**Excerpt to read**
Some have also raised questions about the broad applicability of the provisions to a range of virtual currency services. As they stand, it seems that the regulations would capture most businesses in the virtual currency space – the most notable exclusion being merchants and consumers who accept virtual currencies for the sale of goods of services (they’re carved out under s 200.3(C)(2)). Specifically, wallet providers, exchanges and altcoin makers amongst others would likely be required to obtain a bitlicense.
A Reality Check
Although many have been surprised by the depth of the regulations, the reality is that many bitcoin start-ups, by their nature, squarely position themselves in the financial services sector – which is in general a heavily regulated industry. In this regard, few should be surprised by the coverage of the proposed regulations.
Unfortunately, an inconvenient truth is that those creating and administering the law in this space will always look to create huge safety nets for consumers – whether warranted or not. You might say ‘this isn’t in the spirt of bitcoin’, however, financial regulation at its core will always be constructed (and construed) with the ‘unsophisticated’ consumer in mind. From the fictional regulator’s perspective, there is just too much downside to letting a ‘currency’, which at best, has had some ‘bad press’ be regulated in a laissez faire manner.
As the framework stands, it creates a huge hurdle for those from foreign jurisdictions looking to enter the US. With many jurisdictions seeing bitcoin as an opportunity to build a new type of financial services industry (e.g. Isle of Man) these types of regulations may reduce the attractiveness of New York (and the US more generally) as a base for bitcoin innovation – or so the argument goes. However, the US is still the epicentre for bitcoin with most investment coming from US based investors for US based start-ups (see the Coindesk “State of Bitcoin” Q2 report HERE – TL;DR 78% of investment is going into US based bitcoin start-ups). Furthermore, the market size and its appetite for bitcoin seems like a prize many will want to keep chasing – regardless of the barriers to entry. Knowing this, regulations that place a high standard on actors in the market should be expected.

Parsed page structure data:

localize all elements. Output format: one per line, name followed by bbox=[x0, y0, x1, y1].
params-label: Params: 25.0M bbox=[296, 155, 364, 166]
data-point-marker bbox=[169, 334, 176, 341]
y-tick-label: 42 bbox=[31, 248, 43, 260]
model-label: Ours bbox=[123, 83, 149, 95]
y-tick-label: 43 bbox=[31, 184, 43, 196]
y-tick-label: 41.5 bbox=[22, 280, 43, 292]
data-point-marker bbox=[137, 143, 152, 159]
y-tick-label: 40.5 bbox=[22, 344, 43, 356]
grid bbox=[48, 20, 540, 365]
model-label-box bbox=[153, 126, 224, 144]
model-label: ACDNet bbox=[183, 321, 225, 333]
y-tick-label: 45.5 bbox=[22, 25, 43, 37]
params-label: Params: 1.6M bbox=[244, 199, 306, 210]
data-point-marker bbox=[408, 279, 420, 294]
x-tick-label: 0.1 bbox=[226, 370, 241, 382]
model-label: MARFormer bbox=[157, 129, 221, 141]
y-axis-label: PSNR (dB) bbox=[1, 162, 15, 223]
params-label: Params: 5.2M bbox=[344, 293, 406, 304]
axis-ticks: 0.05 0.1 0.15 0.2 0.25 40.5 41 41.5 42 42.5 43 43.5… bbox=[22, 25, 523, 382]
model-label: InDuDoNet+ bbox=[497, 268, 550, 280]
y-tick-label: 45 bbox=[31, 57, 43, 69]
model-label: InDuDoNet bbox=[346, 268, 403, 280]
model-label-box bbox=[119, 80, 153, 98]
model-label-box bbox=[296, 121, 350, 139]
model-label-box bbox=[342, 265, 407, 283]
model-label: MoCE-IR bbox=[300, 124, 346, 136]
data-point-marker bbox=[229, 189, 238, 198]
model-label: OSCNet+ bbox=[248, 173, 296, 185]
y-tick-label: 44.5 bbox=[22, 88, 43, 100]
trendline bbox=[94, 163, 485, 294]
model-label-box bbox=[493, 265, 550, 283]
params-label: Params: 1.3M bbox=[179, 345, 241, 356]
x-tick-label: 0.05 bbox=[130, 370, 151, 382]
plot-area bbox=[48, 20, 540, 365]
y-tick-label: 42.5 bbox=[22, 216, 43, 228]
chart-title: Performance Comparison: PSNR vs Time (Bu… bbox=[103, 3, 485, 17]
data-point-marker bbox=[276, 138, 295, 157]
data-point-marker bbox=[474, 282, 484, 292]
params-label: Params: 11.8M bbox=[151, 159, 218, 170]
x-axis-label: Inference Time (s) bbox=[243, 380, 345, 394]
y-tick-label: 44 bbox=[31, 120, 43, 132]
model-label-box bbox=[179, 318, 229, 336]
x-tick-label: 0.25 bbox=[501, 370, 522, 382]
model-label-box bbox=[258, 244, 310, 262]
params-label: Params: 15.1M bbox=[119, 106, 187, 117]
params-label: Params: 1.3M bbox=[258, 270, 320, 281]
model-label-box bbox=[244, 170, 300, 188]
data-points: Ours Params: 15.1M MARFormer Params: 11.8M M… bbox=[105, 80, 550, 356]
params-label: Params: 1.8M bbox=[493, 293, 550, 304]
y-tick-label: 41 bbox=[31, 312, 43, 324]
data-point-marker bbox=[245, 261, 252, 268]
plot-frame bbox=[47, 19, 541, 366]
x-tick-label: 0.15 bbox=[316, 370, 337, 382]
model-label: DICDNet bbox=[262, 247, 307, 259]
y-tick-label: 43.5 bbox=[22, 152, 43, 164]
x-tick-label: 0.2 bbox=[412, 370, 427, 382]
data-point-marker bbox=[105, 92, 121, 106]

**Task to carry out**
From the passage on the proposed bitlicense regulations above, extract the wording that starts with the words "A Reality Check" and ends after the words "laissez faire manner.".

**Task response**
A Reality Check
Although many have been surprised by the depth of the regulations, the reality is that many bitcoin start-ups, by their nature, squarely position themselves in the financial services sector – which is in general a heavily regulated industry. In this regard, few should be surprised by the coverage of the proposed regulations.
Unfortunately, an inconvenient truth is that those creating and administering the law in this space will always look to create huge safety nets for consumers – whether warranted or not. You might say ‘this isn’t in the spirt of bitcoin’, however, financial regulation at its core will always be constructed (and construed) with the ‘unsophisticated’ consumer in mind. From the fictional regulator’s perspective, there is just too much downside to letting a ‘currency’, which at best, has had some ‘bad press’ be regulated in a laissez faire manner.